*Description of the task*:
Skip every image and restate the data word for word.

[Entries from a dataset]
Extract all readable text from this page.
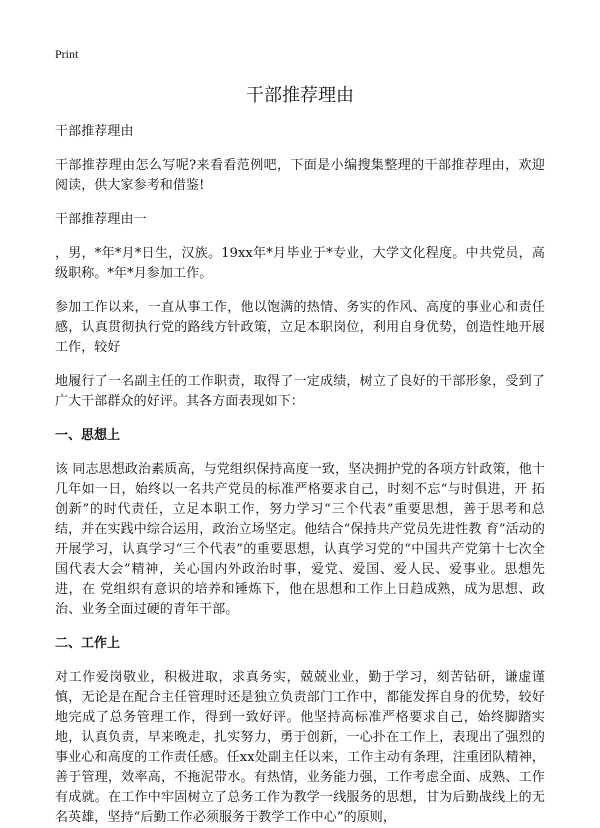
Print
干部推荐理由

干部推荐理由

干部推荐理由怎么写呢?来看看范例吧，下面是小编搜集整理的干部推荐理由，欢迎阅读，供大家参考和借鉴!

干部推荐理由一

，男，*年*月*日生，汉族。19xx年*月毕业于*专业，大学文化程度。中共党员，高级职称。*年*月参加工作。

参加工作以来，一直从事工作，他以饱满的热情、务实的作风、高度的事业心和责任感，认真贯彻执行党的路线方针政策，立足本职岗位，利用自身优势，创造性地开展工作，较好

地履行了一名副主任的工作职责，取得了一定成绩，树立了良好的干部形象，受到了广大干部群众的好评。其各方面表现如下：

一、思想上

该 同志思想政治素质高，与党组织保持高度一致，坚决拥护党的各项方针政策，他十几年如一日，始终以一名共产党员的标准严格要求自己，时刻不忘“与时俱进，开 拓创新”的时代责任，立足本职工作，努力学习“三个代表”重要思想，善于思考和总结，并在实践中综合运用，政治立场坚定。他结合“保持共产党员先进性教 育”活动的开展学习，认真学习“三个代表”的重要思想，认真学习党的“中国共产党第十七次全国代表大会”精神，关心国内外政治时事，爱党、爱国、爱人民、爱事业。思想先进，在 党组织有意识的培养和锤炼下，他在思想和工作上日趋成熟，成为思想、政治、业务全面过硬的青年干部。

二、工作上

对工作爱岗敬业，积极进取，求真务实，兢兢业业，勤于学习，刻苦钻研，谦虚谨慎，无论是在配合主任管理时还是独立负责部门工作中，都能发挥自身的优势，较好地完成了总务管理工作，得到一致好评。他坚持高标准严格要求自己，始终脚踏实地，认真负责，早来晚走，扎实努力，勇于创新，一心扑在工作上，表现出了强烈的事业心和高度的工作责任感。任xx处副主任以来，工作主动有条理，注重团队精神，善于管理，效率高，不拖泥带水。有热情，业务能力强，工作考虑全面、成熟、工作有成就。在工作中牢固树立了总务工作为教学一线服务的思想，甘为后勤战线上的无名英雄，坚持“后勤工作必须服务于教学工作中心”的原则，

*The solution*:
Extract all readable text from this page.
Print
干部推荐理由

干部推荐理由

干部推荐理由怎么写呢?来看看范例吧，下面是小编搜集整理的干部推荐理由，欢迎阅读，供大家参考和借鉴!

干部推荐理由一

，男，*年*月*日生，汉族。19xx年*月毕业于*专业，大学文化程度。中共党员，高级职称。*年*月参加工作。

参加工作以来，一直从事工作，他以饱满的热情、务实的作风、高度的事业心和责任感，认真贯彻执行党的路线方针政策，立足本职岗位，利用自身优势，创造性地开展工作，较好

地履行了一名副主任的工作职责，取得了一定成绩，树立了良好的干部形象，受到了广大干部群众的好评。其各方面表现如下：

一、思想上

该 同志思想政治素质高，与党组织保持高度一致，坚决拥护党的各项方针政策，他十几年如一日，始终以一名共产党员的标准严格要求自己，时刻不忘“与时俱进，开 拓创新”的时代责任，立足本职工作，努力学习“三个代表”重要思想，善于思考和总结，并在实践中综合运用，政治立场坚定。他结合“保持共产党员先进性教 育”活动的开展学习，认真学习“三个代表”的重要思想，认真学习党的“中国共产党第十七次全国代表大会”精神，关心国内外政治时事，爱党、爱国、爱人民、爱事业。思想先进，在 党组织有意识的培养和锤炼下，他在思想和工作上日趋成熟，成为思想、政治、业务全面过硬的青年干部。

二、工作上

对工作爱岗敬业，积极进取，求真务实，兢兢业业，勤于学习，刻苦钻研，谦虚谨慎，无论是在配合主任管理时还是独立负责部门工作中，都能发挥自身的优势，较好地完成了总务管理工作，得到一致好评。他坚持高标准严格要求自己，始终脚踏实地，认真负责，早来晚走，扎实努力，勇于创新，一心扑在工作上，表现出了强烈的事业心和高度的工作责任感。任xx处副主任以来，工作主动有条理，注重团队精神，善于管理，效率高，不拖泥带水。有热情，业务能力强，工作考虑全面、成熟、工作有成就。在工作中牢固树立了总务工作为教学一线服务的思想，甘为后勤战线上的无名英雄，坚持“后勤工作必须服务于教学工作中心”的原则，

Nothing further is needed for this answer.